▶ **OBJECTIVE**: Copy each line below that contains "rating".

-- START OF DATA SHOWN --

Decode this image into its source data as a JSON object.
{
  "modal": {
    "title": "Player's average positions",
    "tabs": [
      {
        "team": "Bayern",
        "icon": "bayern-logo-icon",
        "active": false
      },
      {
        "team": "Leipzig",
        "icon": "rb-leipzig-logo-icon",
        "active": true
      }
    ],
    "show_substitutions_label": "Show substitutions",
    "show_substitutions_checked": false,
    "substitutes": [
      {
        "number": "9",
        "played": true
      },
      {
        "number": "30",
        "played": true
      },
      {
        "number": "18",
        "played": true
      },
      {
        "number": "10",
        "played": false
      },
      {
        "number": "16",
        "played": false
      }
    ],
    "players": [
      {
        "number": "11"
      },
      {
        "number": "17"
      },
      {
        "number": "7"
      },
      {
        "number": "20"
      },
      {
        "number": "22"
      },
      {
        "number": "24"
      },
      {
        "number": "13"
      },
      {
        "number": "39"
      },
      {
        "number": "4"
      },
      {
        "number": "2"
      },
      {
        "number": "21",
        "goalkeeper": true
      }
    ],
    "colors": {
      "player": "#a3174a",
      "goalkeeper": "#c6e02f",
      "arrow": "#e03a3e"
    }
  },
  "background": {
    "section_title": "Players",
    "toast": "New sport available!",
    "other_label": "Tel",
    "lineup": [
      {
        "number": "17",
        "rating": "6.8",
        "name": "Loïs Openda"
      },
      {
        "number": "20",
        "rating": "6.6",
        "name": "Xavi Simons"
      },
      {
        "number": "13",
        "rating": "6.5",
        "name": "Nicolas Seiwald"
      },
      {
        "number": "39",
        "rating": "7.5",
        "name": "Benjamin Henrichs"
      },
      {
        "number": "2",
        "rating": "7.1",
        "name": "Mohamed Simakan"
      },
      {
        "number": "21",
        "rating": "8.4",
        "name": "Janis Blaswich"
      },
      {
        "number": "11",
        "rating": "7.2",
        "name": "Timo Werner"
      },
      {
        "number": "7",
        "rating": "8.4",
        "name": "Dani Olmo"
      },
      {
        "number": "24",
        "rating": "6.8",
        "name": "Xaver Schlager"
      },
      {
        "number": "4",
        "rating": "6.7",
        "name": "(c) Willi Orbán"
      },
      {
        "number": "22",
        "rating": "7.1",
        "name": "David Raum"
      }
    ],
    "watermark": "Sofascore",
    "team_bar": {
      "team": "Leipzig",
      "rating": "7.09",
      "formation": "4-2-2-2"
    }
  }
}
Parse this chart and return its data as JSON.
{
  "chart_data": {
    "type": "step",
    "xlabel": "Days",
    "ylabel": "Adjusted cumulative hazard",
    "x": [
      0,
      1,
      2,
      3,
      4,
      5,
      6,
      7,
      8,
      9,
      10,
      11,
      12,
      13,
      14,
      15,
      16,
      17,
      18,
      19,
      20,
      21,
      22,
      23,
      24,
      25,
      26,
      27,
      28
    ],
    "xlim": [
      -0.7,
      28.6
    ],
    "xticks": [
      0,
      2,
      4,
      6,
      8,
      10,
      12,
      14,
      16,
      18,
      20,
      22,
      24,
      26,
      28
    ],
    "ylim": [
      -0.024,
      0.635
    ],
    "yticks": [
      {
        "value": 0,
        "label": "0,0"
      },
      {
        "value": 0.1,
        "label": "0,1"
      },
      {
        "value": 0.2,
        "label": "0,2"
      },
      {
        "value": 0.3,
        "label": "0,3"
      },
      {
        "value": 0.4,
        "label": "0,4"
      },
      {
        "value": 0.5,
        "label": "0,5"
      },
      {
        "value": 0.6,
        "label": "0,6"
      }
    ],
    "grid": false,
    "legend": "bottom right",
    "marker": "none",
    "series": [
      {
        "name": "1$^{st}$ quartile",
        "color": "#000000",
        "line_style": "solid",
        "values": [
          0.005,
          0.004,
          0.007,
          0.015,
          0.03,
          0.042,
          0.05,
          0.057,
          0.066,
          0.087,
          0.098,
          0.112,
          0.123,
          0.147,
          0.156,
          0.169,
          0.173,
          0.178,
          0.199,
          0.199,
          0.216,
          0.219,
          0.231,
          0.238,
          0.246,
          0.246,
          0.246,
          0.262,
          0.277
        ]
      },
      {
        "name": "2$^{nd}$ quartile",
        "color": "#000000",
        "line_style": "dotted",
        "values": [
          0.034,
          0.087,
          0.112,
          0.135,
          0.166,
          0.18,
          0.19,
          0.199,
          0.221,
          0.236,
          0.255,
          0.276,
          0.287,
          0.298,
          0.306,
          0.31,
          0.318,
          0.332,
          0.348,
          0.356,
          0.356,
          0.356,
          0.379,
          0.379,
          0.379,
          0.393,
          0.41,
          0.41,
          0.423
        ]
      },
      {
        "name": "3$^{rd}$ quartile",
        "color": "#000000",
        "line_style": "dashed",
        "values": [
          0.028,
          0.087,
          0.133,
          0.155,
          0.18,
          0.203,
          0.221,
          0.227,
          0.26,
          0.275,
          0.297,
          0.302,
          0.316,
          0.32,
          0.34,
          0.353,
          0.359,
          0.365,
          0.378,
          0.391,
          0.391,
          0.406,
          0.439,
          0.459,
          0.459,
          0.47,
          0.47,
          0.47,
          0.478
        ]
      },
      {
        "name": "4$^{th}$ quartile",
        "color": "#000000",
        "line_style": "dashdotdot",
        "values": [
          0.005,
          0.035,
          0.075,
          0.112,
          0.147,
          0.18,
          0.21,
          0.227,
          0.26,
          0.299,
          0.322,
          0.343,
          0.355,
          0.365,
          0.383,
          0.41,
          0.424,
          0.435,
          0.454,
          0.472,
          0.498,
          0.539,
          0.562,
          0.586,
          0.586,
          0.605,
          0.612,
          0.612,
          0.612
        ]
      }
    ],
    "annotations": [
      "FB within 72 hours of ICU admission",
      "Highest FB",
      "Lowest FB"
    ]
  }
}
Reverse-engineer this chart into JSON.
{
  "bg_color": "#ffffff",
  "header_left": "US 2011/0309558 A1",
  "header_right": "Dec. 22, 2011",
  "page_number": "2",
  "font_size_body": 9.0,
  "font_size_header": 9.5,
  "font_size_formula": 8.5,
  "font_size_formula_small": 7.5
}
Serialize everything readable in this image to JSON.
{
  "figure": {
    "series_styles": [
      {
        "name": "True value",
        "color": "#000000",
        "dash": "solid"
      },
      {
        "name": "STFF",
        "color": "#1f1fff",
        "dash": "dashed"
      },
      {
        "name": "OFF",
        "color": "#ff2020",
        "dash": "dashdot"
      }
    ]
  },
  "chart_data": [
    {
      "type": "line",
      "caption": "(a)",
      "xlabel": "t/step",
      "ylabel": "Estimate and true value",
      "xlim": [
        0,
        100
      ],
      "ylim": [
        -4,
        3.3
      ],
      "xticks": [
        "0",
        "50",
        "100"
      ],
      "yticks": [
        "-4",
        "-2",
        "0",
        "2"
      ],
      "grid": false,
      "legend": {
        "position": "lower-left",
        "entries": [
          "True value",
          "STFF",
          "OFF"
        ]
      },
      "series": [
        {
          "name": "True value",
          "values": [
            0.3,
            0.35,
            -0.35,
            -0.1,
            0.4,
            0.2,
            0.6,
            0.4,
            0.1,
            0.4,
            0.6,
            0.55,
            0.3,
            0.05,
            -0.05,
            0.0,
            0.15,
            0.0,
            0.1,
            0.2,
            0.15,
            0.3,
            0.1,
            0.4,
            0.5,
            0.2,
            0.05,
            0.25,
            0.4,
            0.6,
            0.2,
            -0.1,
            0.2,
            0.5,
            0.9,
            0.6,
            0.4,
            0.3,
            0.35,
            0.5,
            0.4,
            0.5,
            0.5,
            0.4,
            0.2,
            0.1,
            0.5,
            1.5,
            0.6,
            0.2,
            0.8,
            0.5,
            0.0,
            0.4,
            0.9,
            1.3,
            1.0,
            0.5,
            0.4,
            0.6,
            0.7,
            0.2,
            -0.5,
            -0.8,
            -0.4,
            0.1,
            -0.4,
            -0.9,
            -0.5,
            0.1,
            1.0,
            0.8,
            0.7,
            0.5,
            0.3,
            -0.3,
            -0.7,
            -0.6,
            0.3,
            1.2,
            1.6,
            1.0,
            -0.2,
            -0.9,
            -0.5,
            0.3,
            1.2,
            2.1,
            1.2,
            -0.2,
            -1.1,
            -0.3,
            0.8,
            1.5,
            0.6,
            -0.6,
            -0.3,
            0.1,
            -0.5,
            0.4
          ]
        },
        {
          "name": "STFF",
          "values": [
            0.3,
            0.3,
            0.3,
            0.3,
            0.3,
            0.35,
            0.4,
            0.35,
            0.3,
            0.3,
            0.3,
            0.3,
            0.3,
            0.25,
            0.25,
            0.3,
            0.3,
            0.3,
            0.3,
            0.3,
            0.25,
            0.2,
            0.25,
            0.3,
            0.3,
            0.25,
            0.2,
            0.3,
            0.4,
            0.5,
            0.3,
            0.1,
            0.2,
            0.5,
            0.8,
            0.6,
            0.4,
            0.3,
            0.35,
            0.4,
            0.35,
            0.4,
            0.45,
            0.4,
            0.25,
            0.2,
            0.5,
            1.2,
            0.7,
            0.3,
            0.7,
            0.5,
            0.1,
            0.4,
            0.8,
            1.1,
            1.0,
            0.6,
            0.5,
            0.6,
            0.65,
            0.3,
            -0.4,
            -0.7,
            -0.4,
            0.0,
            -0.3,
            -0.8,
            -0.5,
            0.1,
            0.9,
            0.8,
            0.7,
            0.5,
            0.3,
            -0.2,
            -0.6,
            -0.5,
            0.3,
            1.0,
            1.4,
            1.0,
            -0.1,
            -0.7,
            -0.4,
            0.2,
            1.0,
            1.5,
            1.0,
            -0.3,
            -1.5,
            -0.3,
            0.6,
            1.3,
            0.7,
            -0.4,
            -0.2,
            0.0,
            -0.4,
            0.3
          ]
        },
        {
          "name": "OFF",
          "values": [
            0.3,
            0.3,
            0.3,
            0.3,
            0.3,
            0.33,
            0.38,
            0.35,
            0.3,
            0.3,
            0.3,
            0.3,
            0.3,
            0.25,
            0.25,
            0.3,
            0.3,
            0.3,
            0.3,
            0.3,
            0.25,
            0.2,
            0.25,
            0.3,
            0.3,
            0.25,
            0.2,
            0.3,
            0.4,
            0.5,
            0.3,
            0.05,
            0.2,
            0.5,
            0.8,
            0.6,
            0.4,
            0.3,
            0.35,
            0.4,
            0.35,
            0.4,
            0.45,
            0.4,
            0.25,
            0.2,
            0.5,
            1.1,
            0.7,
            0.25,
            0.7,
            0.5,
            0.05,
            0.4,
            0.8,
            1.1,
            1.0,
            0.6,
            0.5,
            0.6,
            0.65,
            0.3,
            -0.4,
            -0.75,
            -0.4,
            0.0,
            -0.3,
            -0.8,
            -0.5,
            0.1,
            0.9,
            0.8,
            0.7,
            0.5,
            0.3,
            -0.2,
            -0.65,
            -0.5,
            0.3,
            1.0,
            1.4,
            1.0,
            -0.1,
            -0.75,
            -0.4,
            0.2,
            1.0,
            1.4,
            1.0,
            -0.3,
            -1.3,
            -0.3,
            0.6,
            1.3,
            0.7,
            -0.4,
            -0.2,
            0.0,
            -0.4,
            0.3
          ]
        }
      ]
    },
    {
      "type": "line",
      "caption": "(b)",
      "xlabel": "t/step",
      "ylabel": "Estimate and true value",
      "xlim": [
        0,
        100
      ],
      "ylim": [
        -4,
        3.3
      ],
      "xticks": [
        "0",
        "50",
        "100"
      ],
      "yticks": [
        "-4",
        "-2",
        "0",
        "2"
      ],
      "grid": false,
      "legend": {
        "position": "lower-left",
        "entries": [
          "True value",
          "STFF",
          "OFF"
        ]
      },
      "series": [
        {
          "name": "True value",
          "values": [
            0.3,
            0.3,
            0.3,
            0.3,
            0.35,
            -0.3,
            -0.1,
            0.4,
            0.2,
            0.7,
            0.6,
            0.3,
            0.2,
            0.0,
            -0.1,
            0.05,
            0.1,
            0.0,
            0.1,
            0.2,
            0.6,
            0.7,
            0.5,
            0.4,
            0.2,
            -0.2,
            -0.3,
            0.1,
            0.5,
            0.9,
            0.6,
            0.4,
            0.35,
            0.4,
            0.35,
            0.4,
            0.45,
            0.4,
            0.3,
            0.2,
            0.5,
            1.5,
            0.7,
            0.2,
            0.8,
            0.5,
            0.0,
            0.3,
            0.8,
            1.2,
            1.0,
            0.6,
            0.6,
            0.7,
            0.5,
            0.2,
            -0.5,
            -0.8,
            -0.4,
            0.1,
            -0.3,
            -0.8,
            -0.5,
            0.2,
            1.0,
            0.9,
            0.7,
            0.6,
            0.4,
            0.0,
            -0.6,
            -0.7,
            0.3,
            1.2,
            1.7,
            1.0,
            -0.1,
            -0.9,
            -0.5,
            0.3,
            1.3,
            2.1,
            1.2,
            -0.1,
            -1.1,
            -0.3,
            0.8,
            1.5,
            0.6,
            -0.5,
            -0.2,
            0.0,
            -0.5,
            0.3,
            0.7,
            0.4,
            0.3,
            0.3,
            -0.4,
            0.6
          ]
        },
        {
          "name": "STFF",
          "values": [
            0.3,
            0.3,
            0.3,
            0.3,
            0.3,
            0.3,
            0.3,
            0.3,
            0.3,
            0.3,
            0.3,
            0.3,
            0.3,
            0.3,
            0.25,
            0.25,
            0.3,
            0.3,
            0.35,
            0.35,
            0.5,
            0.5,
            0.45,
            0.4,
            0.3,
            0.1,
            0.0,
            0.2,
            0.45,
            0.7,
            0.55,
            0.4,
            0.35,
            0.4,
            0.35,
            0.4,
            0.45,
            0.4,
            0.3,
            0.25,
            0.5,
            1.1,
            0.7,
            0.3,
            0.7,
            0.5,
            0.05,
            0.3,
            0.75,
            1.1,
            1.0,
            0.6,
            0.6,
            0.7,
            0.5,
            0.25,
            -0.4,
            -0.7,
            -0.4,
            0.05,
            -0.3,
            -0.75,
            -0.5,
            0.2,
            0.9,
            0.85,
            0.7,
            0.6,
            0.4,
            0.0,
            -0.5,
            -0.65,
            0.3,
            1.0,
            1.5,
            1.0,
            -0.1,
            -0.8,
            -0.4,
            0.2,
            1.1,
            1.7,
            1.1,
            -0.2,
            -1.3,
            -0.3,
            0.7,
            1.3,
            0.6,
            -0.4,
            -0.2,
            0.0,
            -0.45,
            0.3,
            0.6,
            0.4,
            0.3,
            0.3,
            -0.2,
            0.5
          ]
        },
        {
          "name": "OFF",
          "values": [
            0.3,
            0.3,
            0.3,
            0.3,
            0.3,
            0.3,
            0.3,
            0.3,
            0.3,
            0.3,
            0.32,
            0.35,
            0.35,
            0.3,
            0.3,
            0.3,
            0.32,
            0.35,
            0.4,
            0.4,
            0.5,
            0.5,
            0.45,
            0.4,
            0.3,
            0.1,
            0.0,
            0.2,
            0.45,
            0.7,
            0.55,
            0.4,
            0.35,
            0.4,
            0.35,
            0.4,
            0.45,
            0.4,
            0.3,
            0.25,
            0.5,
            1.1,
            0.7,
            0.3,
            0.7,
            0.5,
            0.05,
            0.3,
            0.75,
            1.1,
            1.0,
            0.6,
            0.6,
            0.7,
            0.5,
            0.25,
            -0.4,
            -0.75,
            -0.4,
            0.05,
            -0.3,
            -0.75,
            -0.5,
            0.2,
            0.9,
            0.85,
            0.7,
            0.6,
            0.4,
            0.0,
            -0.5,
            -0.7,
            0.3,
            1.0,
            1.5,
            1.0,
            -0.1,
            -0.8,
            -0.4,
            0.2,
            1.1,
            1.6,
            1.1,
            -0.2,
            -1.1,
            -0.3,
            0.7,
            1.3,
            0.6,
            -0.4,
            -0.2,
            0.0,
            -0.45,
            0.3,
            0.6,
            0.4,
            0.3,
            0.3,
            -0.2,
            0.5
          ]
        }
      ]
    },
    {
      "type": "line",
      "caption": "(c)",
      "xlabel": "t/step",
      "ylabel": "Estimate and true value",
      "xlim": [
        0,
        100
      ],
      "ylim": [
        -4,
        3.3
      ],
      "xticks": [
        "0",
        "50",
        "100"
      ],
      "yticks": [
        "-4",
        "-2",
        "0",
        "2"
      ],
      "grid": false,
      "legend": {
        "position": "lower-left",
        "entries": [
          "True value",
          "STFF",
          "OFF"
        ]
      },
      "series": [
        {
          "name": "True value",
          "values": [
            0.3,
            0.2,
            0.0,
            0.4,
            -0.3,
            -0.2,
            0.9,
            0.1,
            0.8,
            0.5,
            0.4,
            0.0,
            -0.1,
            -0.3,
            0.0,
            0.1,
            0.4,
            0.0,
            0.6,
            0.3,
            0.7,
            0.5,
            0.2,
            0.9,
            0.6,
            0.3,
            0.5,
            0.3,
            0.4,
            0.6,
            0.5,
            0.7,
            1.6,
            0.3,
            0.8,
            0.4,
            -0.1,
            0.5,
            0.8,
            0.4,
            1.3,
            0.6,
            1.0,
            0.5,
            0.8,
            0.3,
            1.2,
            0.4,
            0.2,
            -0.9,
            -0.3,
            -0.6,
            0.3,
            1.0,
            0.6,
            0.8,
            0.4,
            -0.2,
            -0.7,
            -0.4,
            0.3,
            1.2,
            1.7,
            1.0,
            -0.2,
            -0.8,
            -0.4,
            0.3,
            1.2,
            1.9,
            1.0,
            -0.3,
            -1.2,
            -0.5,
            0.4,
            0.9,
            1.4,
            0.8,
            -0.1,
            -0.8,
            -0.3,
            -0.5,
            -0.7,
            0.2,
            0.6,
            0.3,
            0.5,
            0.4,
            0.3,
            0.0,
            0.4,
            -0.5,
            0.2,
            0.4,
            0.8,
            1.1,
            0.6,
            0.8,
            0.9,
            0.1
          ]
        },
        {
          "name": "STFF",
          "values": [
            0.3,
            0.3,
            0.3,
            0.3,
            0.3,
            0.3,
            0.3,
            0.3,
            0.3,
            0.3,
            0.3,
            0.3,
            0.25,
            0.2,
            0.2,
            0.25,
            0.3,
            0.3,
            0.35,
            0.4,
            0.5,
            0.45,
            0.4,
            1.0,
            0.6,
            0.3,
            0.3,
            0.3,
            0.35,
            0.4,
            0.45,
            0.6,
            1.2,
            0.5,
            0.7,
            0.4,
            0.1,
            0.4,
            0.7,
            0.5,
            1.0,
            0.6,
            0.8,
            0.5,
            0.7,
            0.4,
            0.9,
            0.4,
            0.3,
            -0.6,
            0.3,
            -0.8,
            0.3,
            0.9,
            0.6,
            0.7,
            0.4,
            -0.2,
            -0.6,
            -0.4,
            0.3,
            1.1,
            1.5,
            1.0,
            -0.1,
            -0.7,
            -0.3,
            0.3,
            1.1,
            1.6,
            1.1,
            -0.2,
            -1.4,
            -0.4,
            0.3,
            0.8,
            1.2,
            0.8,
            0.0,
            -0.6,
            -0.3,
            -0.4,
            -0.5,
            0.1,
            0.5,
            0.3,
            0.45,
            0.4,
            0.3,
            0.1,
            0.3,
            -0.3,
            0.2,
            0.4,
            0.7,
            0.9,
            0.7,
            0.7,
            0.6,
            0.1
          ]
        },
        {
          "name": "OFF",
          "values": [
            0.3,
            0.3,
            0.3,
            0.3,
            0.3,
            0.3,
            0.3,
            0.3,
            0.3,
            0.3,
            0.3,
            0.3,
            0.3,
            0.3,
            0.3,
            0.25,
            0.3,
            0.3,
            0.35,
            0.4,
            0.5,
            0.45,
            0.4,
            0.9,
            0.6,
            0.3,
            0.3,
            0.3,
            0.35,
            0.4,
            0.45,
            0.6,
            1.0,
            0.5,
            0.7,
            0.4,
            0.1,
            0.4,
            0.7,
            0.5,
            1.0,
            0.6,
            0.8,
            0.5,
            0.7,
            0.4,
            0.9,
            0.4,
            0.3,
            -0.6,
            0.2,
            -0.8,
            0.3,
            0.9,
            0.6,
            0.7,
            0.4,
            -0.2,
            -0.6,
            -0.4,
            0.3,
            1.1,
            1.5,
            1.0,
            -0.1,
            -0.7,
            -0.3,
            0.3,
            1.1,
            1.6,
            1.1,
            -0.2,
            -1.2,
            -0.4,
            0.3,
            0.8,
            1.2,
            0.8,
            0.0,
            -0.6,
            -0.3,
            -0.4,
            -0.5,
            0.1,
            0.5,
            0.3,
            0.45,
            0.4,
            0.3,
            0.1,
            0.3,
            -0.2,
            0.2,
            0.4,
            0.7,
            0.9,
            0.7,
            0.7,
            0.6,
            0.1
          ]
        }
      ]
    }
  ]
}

-- END OF DATA SHOWN --

▶ **WRITTEN SOLUTION**:
        "rating": "6.8",
        "rating": "6.6",
        "rating": "6.5",
        "rating": "7.5",
        "rating": "7.1",
        "rating": "8.4",
        "rating": "7.2",
        "rating": "8.4",
        "rating": "6.8",
        "rating": "6.7",
        "rating": "7.1",
      "rating": "7.09",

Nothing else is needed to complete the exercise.